[Part of a data file]
============================================================

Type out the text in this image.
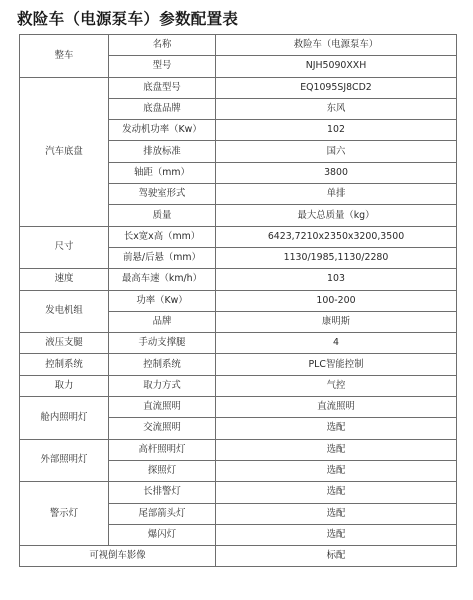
救险车（电源泵车）参数配置表
整车	名称	救险车（电源泵车）	
	型号	NJH5090XXH	
汽车底盘	底盘型号	EQ1095SJ8CD2	
	底盘品牌	东风	
	发动机功率（Kw）	102	
	排放标准	国六	
	轴距（mm）	3800	
	驾驶室形式	单排	
	质量	最大总质量（kg）	
尺寸	长x宽x高（mm）	6423,7210x2350x3200,3500	
	前悬/后悬（mm）	1130/1985,1130/2280	
速度	最高车速（km/h）	103	
发电机组	功率（Kw）	100-200	
	品牌	康明斯	
液压支腿	手动支撑腿	4	
控制系统	控制系统	PLC智能控制	
取力	取力方式	气控	
舱内照明灯	直流照明	直流照明	
	交流照明	选配	
外部照明灯	高杆照明灯	选配	
	探照灯	选配	
警示灯	长排警灯	选配	
	尾部箭头灯	选配	
	爆闪灯	选配	
可视倒车影像		标配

============================================================

**Given problem:**
Reproduce all of the entries word for word, skipping any pictures they hold.

**Reply:**
Type out the text in this image.
救险车（电源泵车）参数配置表
整车	名称	救险车（电源泵车）	
	型号	NJH5090XXH	
汽车底盘	底盘型号	EQ1095SJ8CD2	
	底盘品牌	东风	
	发动机功率（Kw）	102	
	排放标准	国六	
	轴距（mm）	3800	
	驾驶室形式	单排	
	质量	最大总质量（kg）	
尺寸	长x宽x高（mm）	6423,7210x2350x3200,3500	
	前悬/后悬（mm）	1130/1985,1130/2280	
速度	最高车速（km/h）	103	
发电机组	功率（Kw）	100-200	
	品牌	康明斯	
液压支腿	手动支撑腿	4	
控制系统	控制系统	PLC智能控制	
取力	取力方式	气控	
舱内照明灯	直流照明	直流照明	
	交流照明	选配	
外部照明灯	高杆照明灯	选配	
	探照灯	选配	
警示灯	长排警灯	选配	
	尾部箭头灯	选配	
	爆闪灯	选配	
可视倒车影像		标配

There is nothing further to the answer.